TASK DIRECTIONS
Quote everything from the start of the records down to the line containing "The radial extension 234 is at (512, 58).", including that line.

LISTING

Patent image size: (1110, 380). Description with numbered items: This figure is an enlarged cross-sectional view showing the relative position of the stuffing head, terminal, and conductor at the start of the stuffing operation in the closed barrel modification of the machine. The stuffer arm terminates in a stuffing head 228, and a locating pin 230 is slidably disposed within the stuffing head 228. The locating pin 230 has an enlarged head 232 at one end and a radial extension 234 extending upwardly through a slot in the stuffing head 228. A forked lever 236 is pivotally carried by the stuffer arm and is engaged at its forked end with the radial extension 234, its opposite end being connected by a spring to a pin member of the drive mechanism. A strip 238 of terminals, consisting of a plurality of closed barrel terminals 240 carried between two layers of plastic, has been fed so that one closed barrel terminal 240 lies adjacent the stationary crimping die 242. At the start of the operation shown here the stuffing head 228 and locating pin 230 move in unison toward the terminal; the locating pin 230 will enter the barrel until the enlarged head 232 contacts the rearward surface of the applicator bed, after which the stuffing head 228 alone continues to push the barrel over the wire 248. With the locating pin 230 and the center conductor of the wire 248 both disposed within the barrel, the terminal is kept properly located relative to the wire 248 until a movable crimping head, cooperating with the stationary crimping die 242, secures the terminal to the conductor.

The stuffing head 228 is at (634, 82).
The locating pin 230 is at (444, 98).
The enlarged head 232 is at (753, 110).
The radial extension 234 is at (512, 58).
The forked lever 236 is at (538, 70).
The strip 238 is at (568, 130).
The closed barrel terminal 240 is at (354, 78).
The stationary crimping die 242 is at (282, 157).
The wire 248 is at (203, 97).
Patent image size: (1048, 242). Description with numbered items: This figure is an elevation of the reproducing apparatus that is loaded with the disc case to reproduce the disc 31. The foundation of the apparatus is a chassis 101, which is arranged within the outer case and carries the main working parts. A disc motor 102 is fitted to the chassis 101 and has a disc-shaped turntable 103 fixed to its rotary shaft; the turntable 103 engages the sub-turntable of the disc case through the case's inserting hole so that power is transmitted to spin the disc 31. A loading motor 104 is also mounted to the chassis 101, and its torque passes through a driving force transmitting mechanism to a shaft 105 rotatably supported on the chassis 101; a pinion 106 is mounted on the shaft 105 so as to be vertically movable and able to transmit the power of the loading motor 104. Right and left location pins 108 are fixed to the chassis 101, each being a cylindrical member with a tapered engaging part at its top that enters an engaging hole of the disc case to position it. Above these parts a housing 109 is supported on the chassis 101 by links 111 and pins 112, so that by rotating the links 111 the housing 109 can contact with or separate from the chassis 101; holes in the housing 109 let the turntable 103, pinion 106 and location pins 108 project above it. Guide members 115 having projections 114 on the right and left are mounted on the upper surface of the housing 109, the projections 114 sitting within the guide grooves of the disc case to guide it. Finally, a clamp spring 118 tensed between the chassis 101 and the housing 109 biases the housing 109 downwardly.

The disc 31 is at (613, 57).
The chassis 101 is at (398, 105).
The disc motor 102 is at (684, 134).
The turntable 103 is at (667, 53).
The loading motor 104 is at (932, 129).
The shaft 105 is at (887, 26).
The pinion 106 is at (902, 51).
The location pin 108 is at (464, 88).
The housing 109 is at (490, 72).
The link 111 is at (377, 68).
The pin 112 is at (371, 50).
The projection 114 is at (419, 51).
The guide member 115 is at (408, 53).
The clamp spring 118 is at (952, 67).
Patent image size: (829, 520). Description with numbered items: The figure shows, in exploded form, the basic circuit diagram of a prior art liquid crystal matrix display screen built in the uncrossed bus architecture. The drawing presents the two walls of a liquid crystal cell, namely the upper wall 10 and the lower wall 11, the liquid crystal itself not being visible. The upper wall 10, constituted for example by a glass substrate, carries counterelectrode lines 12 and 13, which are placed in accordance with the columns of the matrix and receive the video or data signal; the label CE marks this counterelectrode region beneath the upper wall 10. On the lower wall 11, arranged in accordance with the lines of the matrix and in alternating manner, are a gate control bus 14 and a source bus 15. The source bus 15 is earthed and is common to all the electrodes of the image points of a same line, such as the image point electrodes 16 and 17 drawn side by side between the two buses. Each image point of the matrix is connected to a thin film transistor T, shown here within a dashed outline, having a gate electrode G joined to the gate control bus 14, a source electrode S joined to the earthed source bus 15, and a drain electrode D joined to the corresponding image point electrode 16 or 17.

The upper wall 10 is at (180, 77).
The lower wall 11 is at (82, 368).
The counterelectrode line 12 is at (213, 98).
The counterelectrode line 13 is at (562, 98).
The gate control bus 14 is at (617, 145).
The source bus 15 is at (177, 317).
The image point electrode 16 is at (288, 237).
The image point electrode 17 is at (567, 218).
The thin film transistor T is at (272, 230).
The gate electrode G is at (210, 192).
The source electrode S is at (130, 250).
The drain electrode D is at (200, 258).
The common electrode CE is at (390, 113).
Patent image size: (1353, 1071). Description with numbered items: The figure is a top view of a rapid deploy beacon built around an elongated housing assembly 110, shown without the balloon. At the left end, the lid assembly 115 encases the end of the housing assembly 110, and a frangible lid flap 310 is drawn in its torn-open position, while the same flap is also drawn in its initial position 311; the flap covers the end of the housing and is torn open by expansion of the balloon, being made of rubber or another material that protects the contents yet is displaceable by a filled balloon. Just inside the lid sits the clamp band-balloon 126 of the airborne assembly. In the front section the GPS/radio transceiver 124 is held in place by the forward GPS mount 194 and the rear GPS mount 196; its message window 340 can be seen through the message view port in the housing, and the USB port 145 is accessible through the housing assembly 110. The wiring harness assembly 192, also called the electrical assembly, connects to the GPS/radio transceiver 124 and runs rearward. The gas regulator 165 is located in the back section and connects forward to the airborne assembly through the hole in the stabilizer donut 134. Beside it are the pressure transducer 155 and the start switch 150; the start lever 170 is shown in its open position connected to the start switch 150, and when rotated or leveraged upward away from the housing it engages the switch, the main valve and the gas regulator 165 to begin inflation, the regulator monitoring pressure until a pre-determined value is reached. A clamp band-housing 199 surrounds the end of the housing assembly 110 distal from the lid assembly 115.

OUTPUT FOR THIS TASK
Patent image size: (1110, 380). Description with numbered items: This figure is an enlarged cross-sectional view showing the relative position of the stuffing head, terminal, and conductor at the start of the stuffing operation in the closed barrel modification of the machine. The stuffer arm terminates in a stuffing head 228, and a locating pin 230 is slidably disposed within the stuffing head 228. The locating pin 230 has an enlarged head 232 at one end and a radial extension 234 extending upwardly through a slot in the stuffing head 228. A forked lever 236 is pivotally carried by the stuffer arm and is engaged at its forked end with the radial extension 234, its opposite end being connected by a spring to a pin member of the drive mechanism. A strip 238 of terminals, consisting of a plurality of closed barrel terminals 240 carried between two layers of plastic, has been fed so that one closed barrel terminal 240 lies adjacent the stationary crimping die 242. At the start of the operation shown here the stuffing head 228 and locating pin 230 move in unison toward the terminal; the locating pin 230 will enter the barrel until the enlarged head 232 contacts the rearward surface of the applicator bed, after which the stuffing head 228 alone continues to push the barrel over the wire 248. With the locating pin 230 and the center conductor of the wire 248 both disposed within the barrel, the terminal is kept properly located relative to the wire 248 until a movable crimping head, cooperating with the stationary crimping die 242, secures the terminal to the conductor.

The stuffing head 228 is at (634, 82).
The locating pin 230 is at (444, 98).
The enlarged head 232 is at (753, 110).
The radial extension 234 is at (512, 58).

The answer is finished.